┌─ LISTED ENTRIES
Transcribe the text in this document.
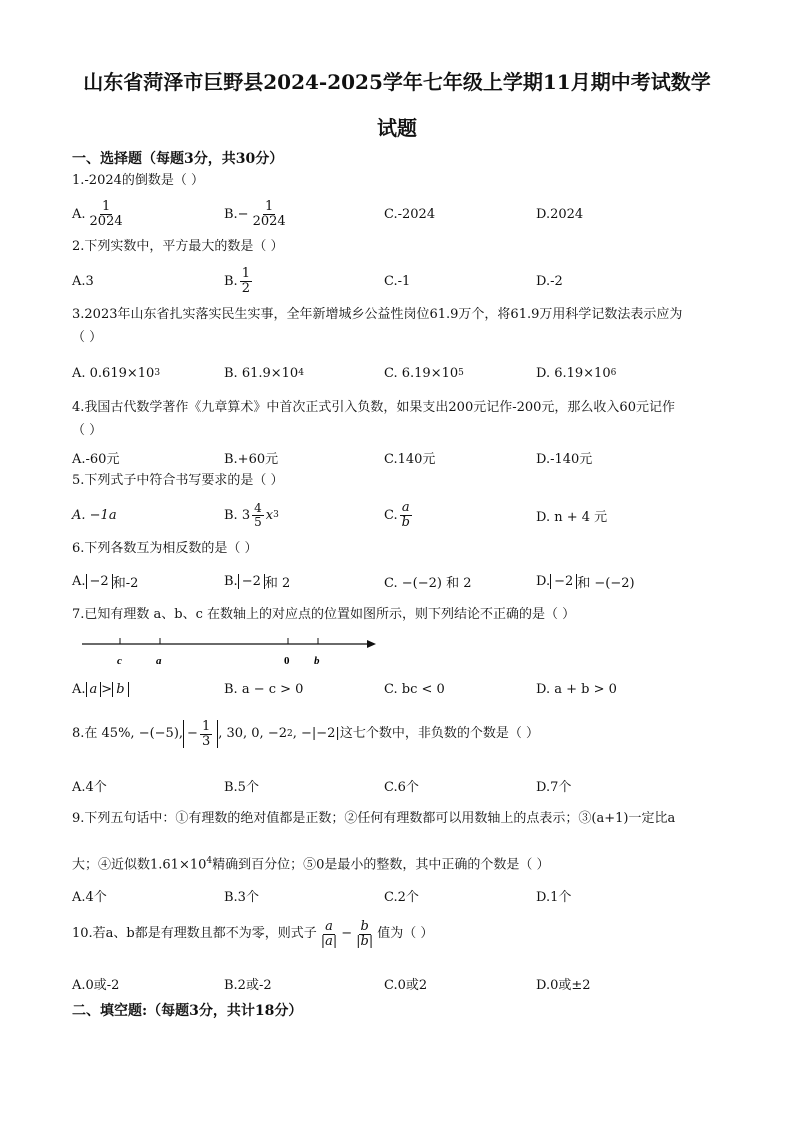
山东省菏泽市巨野县2024-2025学年七年级上学期11月期中考试数学
试题
一、选择题（每题3分，共30分）
1.-2024的倒数是（ ）
A. $\frac{1}{2024}$	$B.- \frac{1}{2024}$	C.-2024	D.2024
2.下列实数中，平方最大的数是（ ）
A.3	B. $\frac{1}{2}$	C.-1	D.-2
3.2023年山东省扎实落实民生实事，全年新增城乡公益性岗位61.9万个，将61.9万用科学记数法表示应为
（ ）
A. 0.619×10 3	B. 61.9×10 4	C. 6.19×10 5	D. 6.19×10 6
4.我国古代数学著作《九章算术》中首次正式引入负数，如果支出200元记作-200元，那么收入60元记作
（ ）
A.-60元	B.+60元	C.140元	D.-140元
5.下列式子中符合书写要求的是（ ）
A. −1a	B. $3 \frac{4}{5}$ x 3	C. $\frac{a}{b}$	D. n + 4 元
6.下列各数互为相反数的是（ ）
A. −2 和-2	B. −2 和 2	C. −(−2) 和 2	D. −2 和 −(−2)
7.已知有理数 a、b、c 在数轴上的对应点的位置如图所示，则下列结论不正确的是（ ）
c	a	0 b
A. a > b	B. a − c > 0	C. bc < 0	D. a + b > 0
8.在 45%, −(−5), − $\frac{1}{3}$ , 30, 0, −2 2 , −|−2|这七个数中，非负数的个数是（ ）
A.4个	B.5个	C.6个	D.7个
9.下列五句话中：①有理数的绝对值都是正数；②任何有理数都可以用数轴上的点表示；③(a+1)一定比a
大；④近似数$1.61\times 10^4$精确到百分位；⑤0是最小的整数，其中正确的个数是（ ）
A.4个	B.3个	C.2个	D.1个
10.若a、b都是有理数且都不为零，则式子 $\frac{a}{|a|} - \frac{b}{|b|}$ 值为（ ）
A.0或-2	B.2或-2	C.0或2	D.0或±2
二、填空题:（每题3分，共计18分）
└─
**TO DO:**
Copy out each line of the records where the string "frac" appears.

**THE ANSWER:**
A. $\frac{1}{2024}$	$B.- \frac{1}{2024}$	C.-2024	D.2024
A.3	B. $\frac{1}{2}$	C.-1	D.-2
A. −1a	B. $3 \frac{4}{5}$ x 3	C. $\frac{a}{b}$	D. n + 4 元
8.在 45%, −(−5), − $\frac{1}{3}$ , 30, 0, −2 2 , −|−2|这七个数中，非负数的个数是（ ）
10.若a、b都是有理数且都不为零，则式子 $\frac{a}{|a|} - \frac{b}{|b|}$ 值为（ ）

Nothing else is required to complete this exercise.